▶ DO THIS
Leave the pictures aside and write out exactly every line from the one containing "Extract all readable text from this page." through the last line.

Collection entries:
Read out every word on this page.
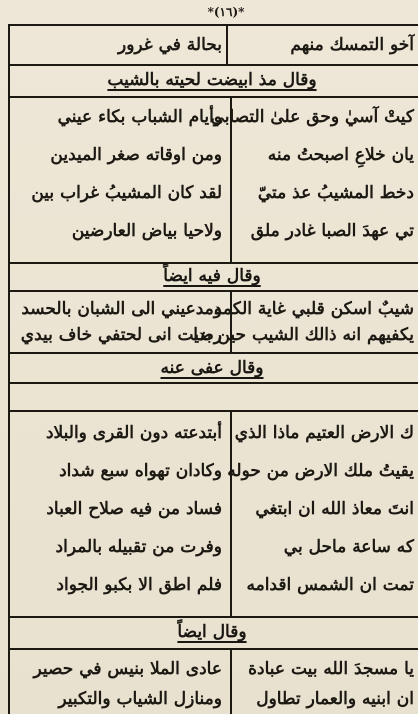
*(١٦)*
آخو التمسك منهم
بحالة في غرور
وقال مذ ابيضت لحيته بالشيب
كيتْ آسيٰ وحق علىٰ التصابي
يان خلاعِ اصبحتُ منه
دخط المشيبُ عذ متيّ
تي عهدَ الصبا غادر ملق
وأيام الشباب بكاء عيني
ومن اوقاته صغر الميدين
لقد كان المشيبُ غراب بين
ولاحيا بياض العارضين
وقال فيه ايضاً
شيبٌ اسكن قلبي غاية الكمد
يكفيهم انه ذالك الشيب حين بدا
ومدعيني الى الشبان بالحسد
رضيت انى لحتفي خاف بيدي
وقال عفى عنه
ك الارض العتيم ماذا الذي
يقيتُ ملك الارض من حوله
انتَ معاذ الله ان ابتغي
كه ساعة ماحل بي
تمت ان الشمس اقدامه
أبتدعته دون القرى والبلاد
وكادان تهواه سبع شداد
فساد من فيه صلاح العباد
وفرت من تقبيله بالمراد
فلم اطق الا بكبو الجواد
وقال ايضاً
يا مسجدَ الله بيت عبادة
ان ابنيه والعمار تطاول
عادى الملا بنيس في حصير
ومنازل الشياب والتكبير
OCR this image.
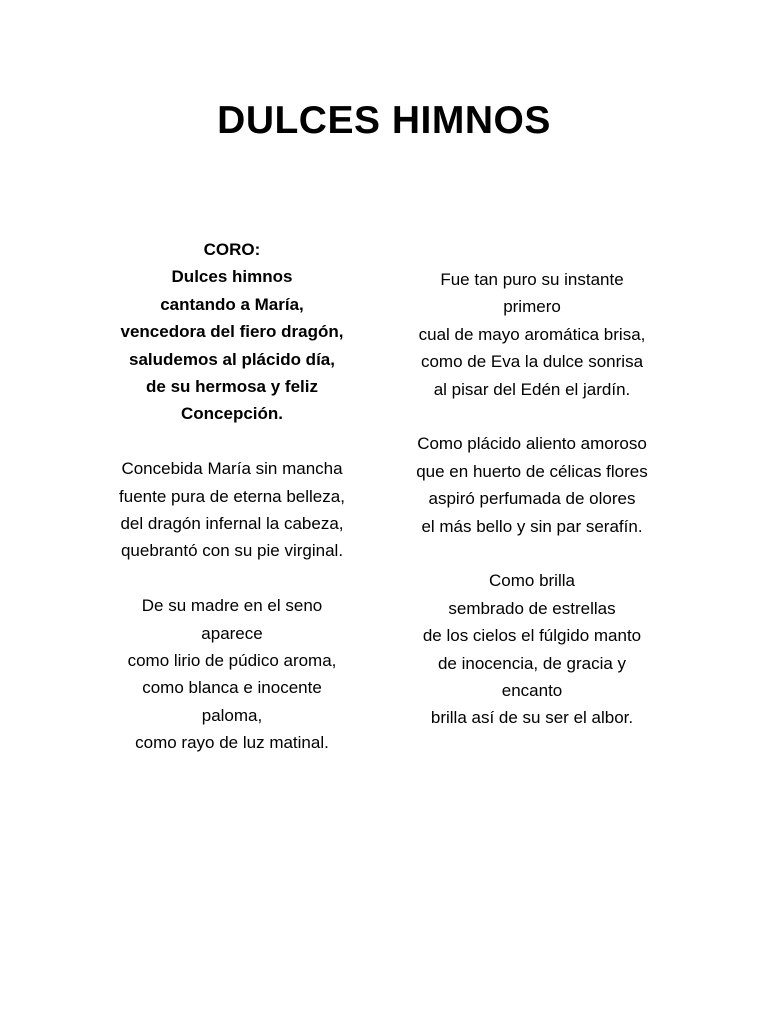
DULCES HIMNOS
CORO:
Dulces himnos
cantando a María,
vencedora del fiero dragón,
saludemos al plácido día,
de su hermosa y feliz
Concepción.
Concebida María sin mancha
fuente pura de eterna belleza,
del dragón infernal la cabeza,
quebrantó con su pie virginal.
De su madre en el seno
aparece
como lirio de púdico aroma,
como blanca e inocente
paloma,
como rayo de luz matinal.
Fue tan puro su instante
primero
cual de mayo aromática brisa,
como de Eva la dulce sonrisa
al pisar del Edén el jardín.
Como plácido aliento amoroso
que en huerto de célicas flores
aspiró perfumada de olores
el más bello y sin par serafín.
Como brilla
sembrado de estrellas
de los cielos el fúlgido manto
de inocencia, de gracia y
encanto
brilla así de su ser el albor.
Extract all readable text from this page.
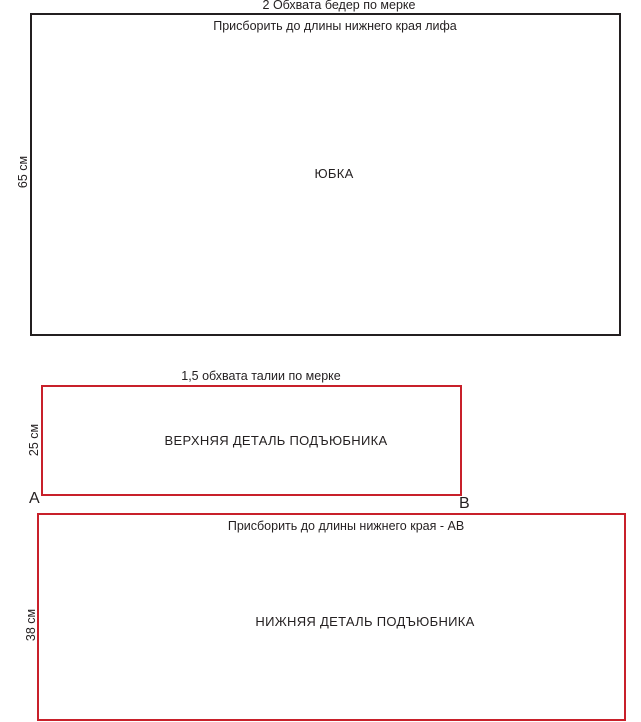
2 Обхвата бедер по мерке
Присборить до длины нижнего края лифа
65 см	ЮБКА
1,5 обхвата талии по мерке
25 см	ВЕРХНЯЯ ДЕТАЛЬ ПОДЪЮБНИКА
А	В
Присборить до длины нижнего края - АВ
38 см	НИЖНЯЯ ДЕТАЛЬ ПОДЪЮБНИКА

▶ TASK RESPONSE
Extract all readable text from this page.
2 Обхвата бедер по мерке
Присборить до длины нижнего края лифа
65 см	ЮБКА
1,5 обхвата талии по мерке
25 см	ВЕРХНЯЯ ДЕТАЛЬ ПОДЪЮБНИКА
А	В
Присборить до длины нижнего края - АВ
38 см	НИЖНЯЯ ДЕТАЛЬ ПОДЪЮБНИКА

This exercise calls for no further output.